■ DO THIS: Pictures are not part of the copy; repeat everything else in the records exactly.

-- START OF PROVIDED INFORMATION --

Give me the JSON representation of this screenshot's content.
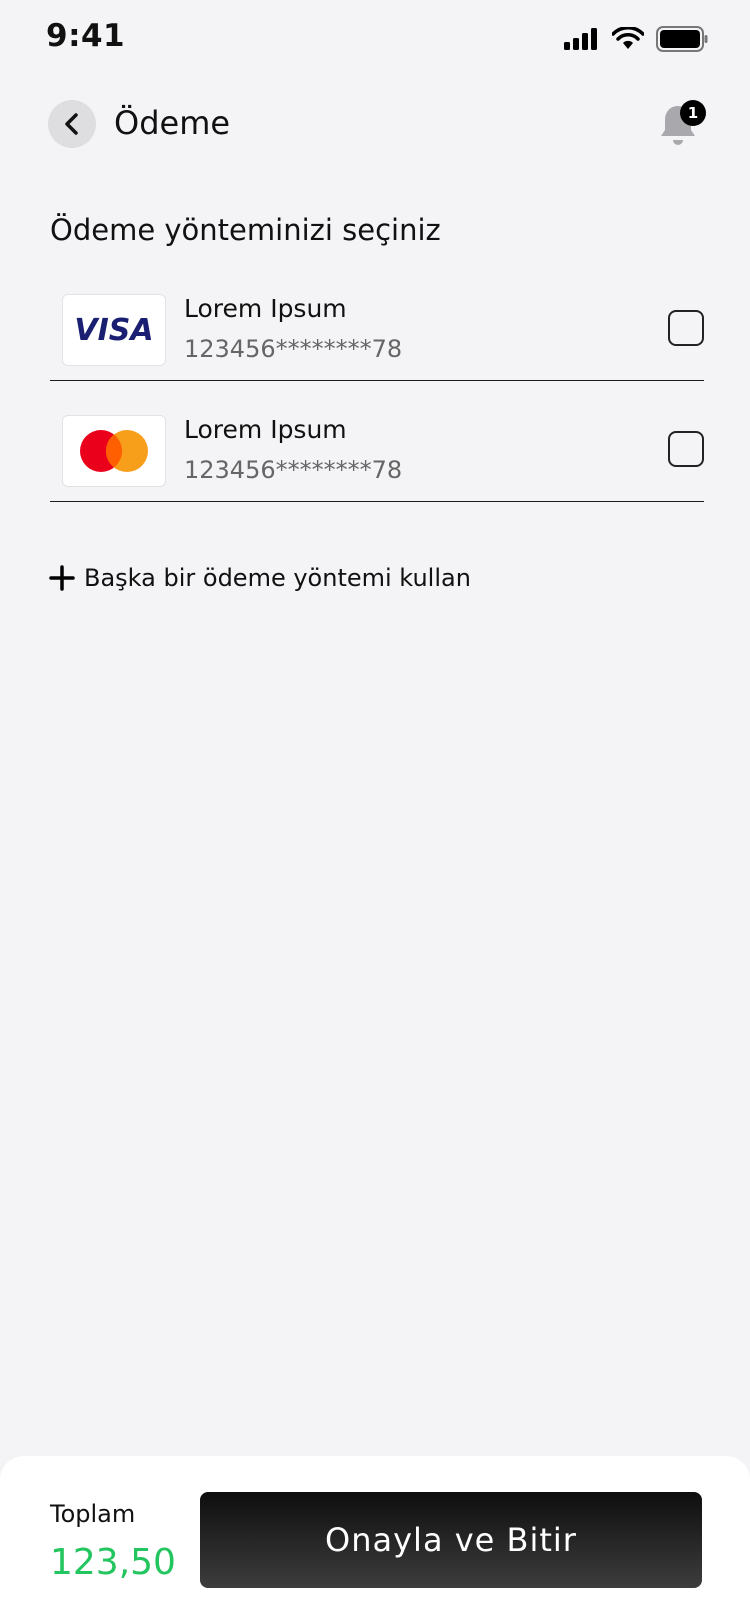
{
  "status_bar": {
    "time": "9:41"
  },
  "header": {
    "title": "Ödeme",
    "notification_count": "1"
  },
  "section_title": "Ödeme yönteminizi seçiniz",
  "payment_methods": [
    {
      "brand": "visa",
      "logo_text": "VISA",
      "name": "Lorem Ipsum",
      "number": "123456********78",
      "checked": false
    },
    {
      "brand": "mastercard",
      "name": "Lorem Ipsum",
      "number": "123456********78",
      "checked": false
    }
  ],
  "add_method_label": "Başka bir ödeme yöntemi kullan",
  "footer": {
    "total_label": "Toplam",
    "total_value": "123,50",
    "confirm_label": "Onayla ve Bitir"
  },
  "colors": {
    "accent": "#22c55e",
    "background": "#f4f4f6",
    "visa_blue": "#1a1f71",
    "mc_red": "#eb001b",
    "mc_orange": "#f79e1b"
  }
}
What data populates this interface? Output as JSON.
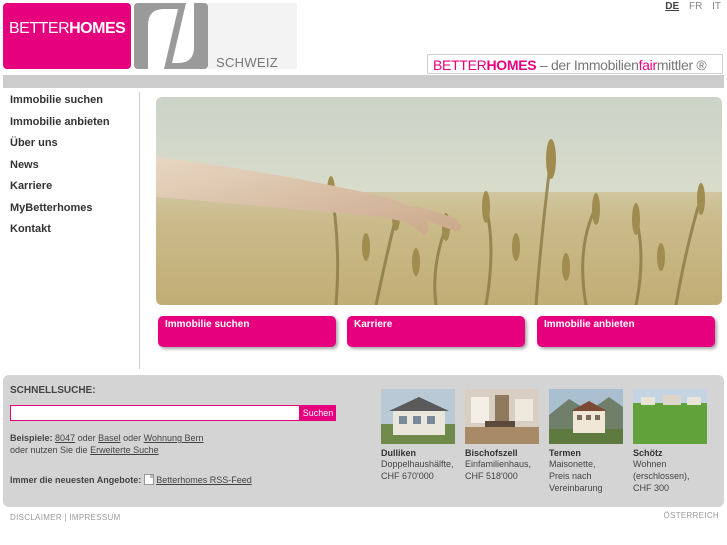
{
  "header": {
    "logo_text_light": "BETTER",
    "logo_text_bold": "HOMES",
    "logo_country": "SCHWEIZ",
    "tagline_light": "BETTER",
    "tagline_bold": "HOMES",
    "tagline_rest": " – der Immobilien",
    "tagline_fair": "fair",
    "tagline_end": "mittler ®"
  },
  "languages": [
    "DE",
    "FR",
    "IT"
  ],
  "active_language": "DE",
  "nav": {
    "items": [
      "Immobilie suchen",
      "Immobilie anbieten",
      "Über uns",
      "News",
      "Karriere",
      "MyBetterhomes",
      "Kontakt"
    ]
  },
  "teasers": [
    "Immobilie suchen",
    "Karriere",
    "Immobilie anbieten"
  ],
  "quicksearch": {
    "title": "SCHNELLSUCHE:",
    "input_value": "",
    "button_label": "Suchen",
    "examples_label": "Beispiele:",
    "example_1": "8047",
    "or_1": " oder ",
    "example_2": "Basel",
    "or_2": " oder ",
    "example_3": "Wohnung Bern",
    "use_prefix": "oder nutzen Sie die ",
    "advanced_link": "Erweiterte Suche",
    "rss_label": "Immer die neuesten Angebote:",
    "rss_link": "Betterhomes RSS-Feed"
  },
  "listings": [
    {
      "place": "Dulliken",
      "desc": [
        "Doppelhaushälfte,",
        "CHF 670'000"
      ]
    },
    {
      "place": "Bischofszell",
      "desc": [
        "Einfamilienhaus,",
        "CHF 518'000"
      ]
    },
    {
      "place": "Termen",
      "desc": [
        "Maisonette,",
        "Preis nach",
        "Vereinbarung"
      ]
    },
    {
      "place": "Schötz",
      "desc": [
        "Wohnen",
        "(erschlossen),",
        "CHF 300"
      ]
    }
  ],
  "footer": {
    "disclaimer": "DISCLAIMER",
    "separator": " | ",
    "impressum": "IMPRESSUM",
    "country_link": "ÖSTERREICH"
  },
  "colors": {
    "brand_magenta": "#e6007e",
    "panel_grey": "#d4d4d4",
    "bar_grey": "#cccccc"
  }
}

-- END OF PROVIDED INFORMATION --

■ FULL RESPONSE:
Give me the JSON representation of this screenshot's content.
{
  "status_bar": {
    "time": "9:41"
  },
  "header": {
    "title": "Ödeme",
    "notification_count": "1"
  },
  "section_title": "Ödeme yönteminizi seçiniz",
  "payment_methods": [
    {
      "brand": "visa",
      "logo_text": "VISA",
      "name": "Lorem Ipsum",
      "number": "123456********78",
      "checked": false
    },
    {
      "brand": "mastercard",
      "name": "Lorem Ipsum",
      "number": "123456********78",
      "checked": false
    }
  ],
  "add_method_label": "Başka bir ödeme yöntemi kullan",
  "footer": {
    "total_label": "Toplam",
    "total_value": "123,50",
    "confirm_label": "Onayla ve Bitir"
  },
  "colors": {
    "accent": "#22c55e",
    "background": "#f4f4f6",
    "visa_blue": "#1a1f71",
    "mc_red": "#eb001b",
    "mc_orange": "#f79e1b"
  }
}
What data populates this interface? Output as JSON.
{
  "header": {
    "logo_text_light": "BETTER",
    "logo_text_bold": "HOMES",
    "logo_country": "SCHWEIZ",
    "tagline_light": "BETTER",
    "tagline_bold": "HOMES",
    "tagline_rest": " – der Immobilien",
    "tagline_fair": "fair",
    "tagline_end": "mittler ®"
  },
  "languages": [
    "DE",
    "FR",
    "IT"
  ],
  "active_language": "DE",
  "nav": {
    "items": [
      "Immobilie suchen",
      "Immobilie anbieten",
      "Über uns",
      "News",
      "Karriere",
      "MyBetterhomes",
      "Kontakt"
    ]
  },
  "teasers": [
    "Immobilie suchen",
    "Karriere",
    "Immobilie anbieten"
  ],
  "quicksearch": {
    "title": "SCHNELLSUCHE:",
    "input_value": "",
    "button_label": "Suchen",
    "examples_label": "Beispiele:",
    "example_1": "8047",
    "or_1": " oder ",
    "example_2": "Basel",
    "or_2": " oder ",
    "example_3": "Wohnung Bern",
    "use_prefix": "oder nutzen Sie die ",
    "advanced_link": "Erweiterte Suche",
    "rss_label": "Immer die neuesten Angebote:",
    "rss_link": "Betterhomes RSS-Feed"
  },
  "listings": [
    {
      "place": "Dulliken",
      "desc": [
        "Doppelhaushälfte,",
        "CHF 670'000"
      ]
    },
    {
      "place": "Bischofszell",
      "desc": [
        "Einfamilienhaus,",
        "CHF 518'000"
      ]
    },
    {
      "place": "Termen",
      "desc": [
        "Maisonette,",
        "Preis nach",
        "Vereinbarung"
      ]
    },
    {
      "place": "Schötz",
      "desc": [
        "Wohnen",
        "(erschlossen),",
        "CHF 300"
      ]
    }
  ],
  "footer": {
    "disclaimer": "DISCLAIMER",
    "separator": " | ",
    "impressum": "IMPRESSUM",
    "country_link": "ÖSTERREICH"
  },
  "colors": {
    "brand_magenta": "#e6007e",
    "panel_grey": "#d4d4d4",
    "bar_grey": "#cccccc"
  }
}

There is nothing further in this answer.